*** TEXT SEGMENT

# Shin Gojira/Godzilla Resurgence



## ParamountYak (Jul 17, 2016)

She is beautiful and I love her. 

Anyone else excited for Hideaki Anno and Shinji Higuchi's upcoming Godzilla reboot?


----------



## Yakamaru (Jul 17, 2016)

I can't get behind those eyes, mate. Fucking creeps me out, as if Godzilla found something reeeeeeally interesting, cartoon style.


----------



## ParamountYak (Jul 20, 2016)

Yakamaru said:


> I can't get behind those eyes, mate. Fucking creeps me out, as if Godzilla found something reeeeeeally interesting, cartoon style.



Looks better in motion.

******

TASKS FOR THIS EXERCISE.
(a) Summarize the Godzilla Resurgence forum thread in two sentences.
(b) In the Godzilla Resurgence forum thread, which two people are named as behind the upcoming Godzilla reboot?
(c) Continue the Godzilla Resurgence forum thread from its last post.

*** RECORDS SHOWN

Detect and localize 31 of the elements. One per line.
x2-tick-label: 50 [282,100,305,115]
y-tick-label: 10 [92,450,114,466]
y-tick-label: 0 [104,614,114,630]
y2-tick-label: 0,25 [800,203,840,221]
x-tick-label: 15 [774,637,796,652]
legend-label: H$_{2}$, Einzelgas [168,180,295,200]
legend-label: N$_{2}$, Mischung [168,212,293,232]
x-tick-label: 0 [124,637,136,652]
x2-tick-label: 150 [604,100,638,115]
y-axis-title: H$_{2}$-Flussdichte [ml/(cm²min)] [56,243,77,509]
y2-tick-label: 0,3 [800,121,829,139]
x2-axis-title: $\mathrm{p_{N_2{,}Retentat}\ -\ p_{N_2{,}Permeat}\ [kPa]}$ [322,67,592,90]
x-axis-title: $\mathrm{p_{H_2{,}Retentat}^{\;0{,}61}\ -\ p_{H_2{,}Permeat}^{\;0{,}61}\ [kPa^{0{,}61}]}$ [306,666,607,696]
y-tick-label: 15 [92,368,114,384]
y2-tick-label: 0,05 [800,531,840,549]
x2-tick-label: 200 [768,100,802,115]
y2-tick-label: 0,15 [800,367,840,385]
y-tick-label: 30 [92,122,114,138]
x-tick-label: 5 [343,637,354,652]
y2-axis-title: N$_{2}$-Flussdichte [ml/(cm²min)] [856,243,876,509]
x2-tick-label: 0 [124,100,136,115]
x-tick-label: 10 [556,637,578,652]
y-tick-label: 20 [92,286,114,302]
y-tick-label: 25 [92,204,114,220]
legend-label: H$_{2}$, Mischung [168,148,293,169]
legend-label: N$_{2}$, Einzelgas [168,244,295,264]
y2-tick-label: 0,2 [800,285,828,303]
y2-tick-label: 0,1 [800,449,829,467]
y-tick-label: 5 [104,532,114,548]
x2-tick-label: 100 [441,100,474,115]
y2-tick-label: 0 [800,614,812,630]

******

ANSWERS.
(a) One poster asks whether anyone else is excited for Hideaki Anno and Shinji Higuchi's upcoming Godzilla reboot. Another poster says the eyes are creepy, as if Godzilla had found something interesting in a cartoon style, and the first poster replies that it looks better in motion.

(b) Hideaki Anno and Shinji Higuchi.

(c)
I can't get beyond how sad Godzilla looks... I recall reading somewhere that Ishiro Honda said that Godzilla was tragic, because Godzilla was a victim of Atomic Testing before becoming the living embodiment of Radioactive terror. And I know for a fact that he once said that the tragedy of the Kaiju is that they were born too big and too powerful to exist in modern society. 

And I definitely see a lot of sadness and rage in this design. Like she's in pain. They've created real pathos for the creature, at least in the design, and the music choice for the trailer certainly highlights that pathos.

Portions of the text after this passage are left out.